In an unexpected email sent out by CYC executive director Jessica Faddis on April 3, she thanked the staff, parents and children for their attendance before stating that the youth center would be suspending all operations until further notice. Minimal explanation was provided to families; however, in a letter from the CYC board of directors to the Carmel City Council, the board president noted that the center had received a cease and desist letter due to an improper license, when they would need a daycare license to remain open.
“I wish the CYC a bright future as the board works toward opening its doors,” says Faddis, who had been the center’s director for five years. “It is a legacy and pillar in our community that our families had greatly depended on and still need.”
Opened in 1949, the CYC, a non-profit, provided child care services – both after school and during the summer – to children of all ages for more than 73 years. In its 2021 annual report, the center stated that it had served over 320 youth during the past year.
“Suspending the CYC isn’t a problem from the business side or the financial side,” says Taylan Dincer, who has been attending the center since age five and working there since age 14. “But the fact that now many parents from lower-income communities are not going to be getting the resources we provide is just terrible.”
One of the center’s main draws was affordable care, which was made even less costly by the Nancy Sutton Scholarship, which either reduced the fee or waived it altogether, giving children of all economic backgrounds the opportunity to spend time at the CYC.

REQUEST A: Rewrite the part of the youth center article that begins at the words "Opened in 1949, the" and stops after "the past year.", replacing "child care services" with "childcare programs".
REQUEST B: Extend the youth center article by writing what comes after its final sentence.

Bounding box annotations
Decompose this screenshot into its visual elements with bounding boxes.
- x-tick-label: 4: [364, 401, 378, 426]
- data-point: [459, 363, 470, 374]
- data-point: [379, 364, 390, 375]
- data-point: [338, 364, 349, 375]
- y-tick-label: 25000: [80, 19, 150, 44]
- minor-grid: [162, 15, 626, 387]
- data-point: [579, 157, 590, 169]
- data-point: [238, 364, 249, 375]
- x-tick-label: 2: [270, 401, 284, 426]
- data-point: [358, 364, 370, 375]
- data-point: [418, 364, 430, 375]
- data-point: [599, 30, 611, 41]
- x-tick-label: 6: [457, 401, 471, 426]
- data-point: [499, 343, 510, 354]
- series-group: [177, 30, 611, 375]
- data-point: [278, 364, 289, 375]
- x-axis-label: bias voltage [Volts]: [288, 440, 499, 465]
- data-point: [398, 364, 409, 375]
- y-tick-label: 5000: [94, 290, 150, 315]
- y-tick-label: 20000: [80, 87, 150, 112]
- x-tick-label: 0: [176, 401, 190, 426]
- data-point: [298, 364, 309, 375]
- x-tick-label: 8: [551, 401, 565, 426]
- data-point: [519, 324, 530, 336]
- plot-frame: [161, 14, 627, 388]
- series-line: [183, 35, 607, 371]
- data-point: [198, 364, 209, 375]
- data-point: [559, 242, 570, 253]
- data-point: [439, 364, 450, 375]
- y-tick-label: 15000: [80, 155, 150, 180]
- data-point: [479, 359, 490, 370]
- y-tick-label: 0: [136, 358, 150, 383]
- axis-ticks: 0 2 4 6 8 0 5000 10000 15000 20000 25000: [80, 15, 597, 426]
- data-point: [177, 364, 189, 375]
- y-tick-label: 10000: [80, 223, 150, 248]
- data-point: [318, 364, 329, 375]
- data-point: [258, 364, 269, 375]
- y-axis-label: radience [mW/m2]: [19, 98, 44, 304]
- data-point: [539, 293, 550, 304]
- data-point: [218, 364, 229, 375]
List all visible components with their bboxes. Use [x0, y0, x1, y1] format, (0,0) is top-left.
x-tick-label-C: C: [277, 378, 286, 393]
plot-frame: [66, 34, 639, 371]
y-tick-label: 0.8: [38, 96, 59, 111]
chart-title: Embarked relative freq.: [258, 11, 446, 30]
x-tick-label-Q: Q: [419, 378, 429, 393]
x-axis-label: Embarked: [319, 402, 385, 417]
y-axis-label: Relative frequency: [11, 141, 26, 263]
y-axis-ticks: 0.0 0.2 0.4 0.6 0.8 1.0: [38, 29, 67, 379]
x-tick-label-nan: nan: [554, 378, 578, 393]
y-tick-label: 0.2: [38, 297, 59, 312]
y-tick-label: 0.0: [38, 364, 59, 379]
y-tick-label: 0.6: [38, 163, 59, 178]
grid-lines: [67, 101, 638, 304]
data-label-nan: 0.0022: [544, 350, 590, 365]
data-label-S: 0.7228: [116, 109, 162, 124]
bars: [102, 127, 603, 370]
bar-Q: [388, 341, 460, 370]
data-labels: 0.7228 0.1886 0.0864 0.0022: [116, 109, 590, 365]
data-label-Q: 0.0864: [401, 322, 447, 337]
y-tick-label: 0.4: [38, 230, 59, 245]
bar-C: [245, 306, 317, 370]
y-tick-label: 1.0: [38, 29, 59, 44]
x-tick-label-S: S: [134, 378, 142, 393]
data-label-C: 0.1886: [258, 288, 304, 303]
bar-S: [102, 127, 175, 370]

TASK OUTPUT A:
Opened in 1949, the CYC, a non-profit, provided childcare programs – both after school and during the summer – to children of all ages for more than 73 years. In its 2021 annual report, the center stated that it had served over 320 youth during the past year.

TASK OUTPUT B:
Jet Yard, a CHS junior, recalls volunteering at the center from October 2021 to May 2022. At first, Yard went simply to collect volunteer hours; however, he soon began to enjoy spending time with the staff and kids, with whom he developed friendships.
“Some kids loved it there and formed connections with staff,” Yard says. “It will be very hard for some parents to take care of their kids if they can’t find another place to take them.”
Another CHS student, Fiona Hirschfield, tutored CYC summer camp attendees for volunteer hours. The junior remembers that it was flexible and a great help for parents who worked late hours.
“It was a place where [my son] could relax, hang out with good friends and have some independence away from school and home,” Grundy says. “As a working parent, I will miss knowing that my son has a special place like the CYC to go to after school.”
According to Faddis, staff are no longer with the youth center, and the board of directors, headed by CYC alumnus John Ruskell, will be in charge of all efforts to reopen moving forward.